Directions for this task> Tell how many lines carry the word "England"; the reply is the number and nothing else.

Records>
[START]

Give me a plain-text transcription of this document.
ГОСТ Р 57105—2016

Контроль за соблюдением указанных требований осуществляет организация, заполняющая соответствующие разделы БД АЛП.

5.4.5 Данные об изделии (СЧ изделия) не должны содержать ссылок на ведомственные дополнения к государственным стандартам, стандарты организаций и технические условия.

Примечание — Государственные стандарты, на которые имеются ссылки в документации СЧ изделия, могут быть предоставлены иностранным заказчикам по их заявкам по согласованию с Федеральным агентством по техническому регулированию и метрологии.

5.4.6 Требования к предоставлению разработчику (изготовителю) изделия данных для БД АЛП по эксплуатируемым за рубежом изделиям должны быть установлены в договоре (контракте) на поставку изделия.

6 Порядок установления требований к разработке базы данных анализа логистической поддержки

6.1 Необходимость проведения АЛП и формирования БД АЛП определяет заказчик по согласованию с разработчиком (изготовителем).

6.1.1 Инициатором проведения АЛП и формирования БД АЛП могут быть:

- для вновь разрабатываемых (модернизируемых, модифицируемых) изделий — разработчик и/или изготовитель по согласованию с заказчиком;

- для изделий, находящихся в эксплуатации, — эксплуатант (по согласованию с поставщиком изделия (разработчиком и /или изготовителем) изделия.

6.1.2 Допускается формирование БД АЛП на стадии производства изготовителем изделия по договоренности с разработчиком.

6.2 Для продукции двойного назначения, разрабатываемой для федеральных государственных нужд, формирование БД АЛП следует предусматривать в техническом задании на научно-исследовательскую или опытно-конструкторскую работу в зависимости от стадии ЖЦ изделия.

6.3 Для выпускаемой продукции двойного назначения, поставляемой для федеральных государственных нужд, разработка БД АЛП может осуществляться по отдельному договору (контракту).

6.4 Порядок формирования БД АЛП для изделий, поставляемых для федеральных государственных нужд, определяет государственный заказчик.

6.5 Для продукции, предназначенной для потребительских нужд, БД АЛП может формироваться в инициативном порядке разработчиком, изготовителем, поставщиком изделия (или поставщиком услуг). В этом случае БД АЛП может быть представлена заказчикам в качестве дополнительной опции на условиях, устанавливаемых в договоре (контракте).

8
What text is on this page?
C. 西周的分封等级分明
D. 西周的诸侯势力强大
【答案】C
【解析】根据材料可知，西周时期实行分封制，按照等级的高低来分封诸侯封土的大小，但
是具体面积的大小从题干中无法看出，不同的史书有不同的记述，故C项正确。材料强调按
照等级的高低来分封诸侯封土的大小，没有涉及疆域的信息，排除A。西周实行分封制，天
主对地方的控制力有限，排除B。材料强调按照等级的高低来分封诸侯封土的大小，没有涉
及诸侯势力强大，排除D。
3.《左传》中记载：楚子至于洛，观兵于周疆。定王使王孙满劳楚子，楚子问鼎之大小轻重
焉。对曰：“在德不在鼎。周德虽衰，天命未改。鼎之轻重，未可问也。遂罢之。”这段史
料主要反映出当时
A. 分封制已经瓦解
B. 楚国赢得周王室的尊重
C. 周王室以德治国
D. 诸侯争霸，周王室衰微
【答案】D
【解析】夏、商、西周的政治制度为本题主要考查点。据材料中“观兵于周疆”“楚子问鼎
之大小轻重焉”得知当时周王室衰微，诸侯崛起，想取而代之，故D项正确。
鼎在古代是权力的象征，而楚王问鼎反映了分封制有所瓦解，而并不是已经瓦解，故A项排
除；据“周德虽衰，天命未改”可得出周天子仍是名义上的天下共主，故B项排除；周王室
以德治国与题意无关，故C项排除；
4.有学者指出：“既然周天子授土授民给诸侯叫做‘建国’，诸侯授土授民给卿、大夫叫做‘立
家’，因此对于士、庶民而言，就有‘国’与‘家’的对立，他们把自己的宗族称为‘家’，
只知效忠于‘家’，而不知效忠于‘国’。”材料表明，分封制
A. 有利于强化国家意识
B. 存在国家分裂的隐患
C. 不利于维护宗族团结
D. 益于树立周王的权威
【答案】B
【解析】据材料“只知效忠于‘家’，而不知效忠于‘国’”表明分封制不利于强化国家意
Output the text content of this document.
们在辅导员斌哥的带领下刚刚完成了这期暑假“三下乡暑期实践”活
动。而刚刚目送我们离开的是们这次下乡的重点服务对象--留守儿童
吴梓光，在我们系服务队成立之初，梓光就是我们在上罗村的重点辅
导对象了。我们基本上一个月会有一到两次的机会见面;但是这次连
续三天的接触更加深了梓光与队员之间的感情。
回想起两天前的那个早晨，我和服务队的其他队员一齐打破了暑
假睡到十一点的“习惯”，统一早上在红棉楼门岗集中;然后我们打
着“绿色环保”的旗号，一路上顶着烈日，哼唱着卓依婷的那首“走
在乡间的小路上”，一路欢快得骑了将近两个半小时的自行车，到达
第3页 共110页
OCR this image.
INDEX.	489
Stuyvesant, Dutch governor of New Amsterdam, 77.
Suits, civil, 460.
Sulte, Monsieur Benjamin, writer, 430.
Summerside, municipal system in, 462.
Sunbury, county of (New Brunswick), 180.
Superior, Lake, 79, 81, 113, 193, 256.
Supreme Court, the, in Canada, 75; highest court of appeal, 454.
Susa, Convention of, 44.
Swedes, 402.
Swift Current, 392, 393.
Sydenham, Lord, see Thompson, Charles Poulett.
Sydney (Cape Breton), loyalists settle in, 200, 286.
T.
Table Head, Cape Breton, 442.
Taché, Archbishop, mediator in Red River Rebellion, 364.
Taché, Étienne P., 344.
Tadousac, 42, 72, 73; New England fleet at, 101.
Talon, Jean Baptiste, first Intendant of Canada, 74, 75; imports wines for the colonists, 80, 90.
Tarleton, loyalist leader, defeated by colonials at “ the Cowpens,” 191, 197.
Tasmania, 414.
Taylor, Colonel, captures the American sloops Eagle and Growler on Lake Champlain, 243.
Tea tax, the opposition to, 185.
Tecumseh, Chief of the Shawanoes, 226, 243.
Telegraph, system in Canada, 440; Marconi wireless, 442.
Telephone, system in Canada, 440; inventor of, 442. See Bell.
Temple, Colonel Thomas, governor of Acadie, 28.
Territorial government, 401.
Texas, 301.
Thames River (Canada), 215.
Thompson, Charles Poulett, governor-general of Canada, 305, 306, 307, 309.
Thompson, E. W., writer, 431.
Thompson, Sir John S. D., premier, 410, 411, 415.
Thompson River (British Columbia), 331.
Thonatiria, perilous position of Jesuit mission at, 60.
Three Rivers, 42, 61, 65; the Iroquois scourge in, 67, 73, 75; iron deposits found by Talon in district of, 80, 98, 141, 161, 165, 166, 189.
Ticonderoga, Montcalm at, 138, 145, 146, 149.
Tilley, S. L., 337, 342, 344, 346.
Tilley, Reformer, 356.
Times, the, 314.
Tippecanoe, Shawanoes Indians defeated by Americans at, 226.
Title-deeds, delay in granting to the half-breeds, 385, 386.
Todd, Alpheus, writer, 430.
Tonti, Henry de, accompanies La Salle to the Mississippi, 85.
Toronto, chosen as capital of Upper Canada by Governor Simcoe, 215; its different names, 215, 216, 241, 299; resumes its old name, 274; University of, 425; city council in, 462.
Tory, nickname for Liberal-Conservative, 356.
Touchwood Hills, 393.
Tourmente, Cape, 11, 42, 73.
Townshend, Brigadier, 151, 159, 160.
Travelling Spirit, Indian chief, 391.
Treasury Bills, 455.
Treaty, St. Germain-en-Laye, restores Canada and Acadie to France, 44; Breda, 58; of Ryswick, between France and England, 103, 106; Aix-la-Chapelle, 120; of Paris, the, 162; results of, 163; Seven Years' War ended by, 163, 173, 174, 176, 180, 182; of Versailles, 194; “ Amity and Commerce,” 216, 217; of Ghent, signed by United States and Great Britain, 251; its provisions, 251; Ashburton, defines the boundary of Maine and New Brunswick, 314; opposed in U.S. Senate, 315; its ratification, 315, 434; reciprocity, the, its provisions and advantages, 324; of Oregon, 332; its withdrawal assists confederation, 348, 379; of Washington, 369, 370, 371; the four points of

[END]

Result> 2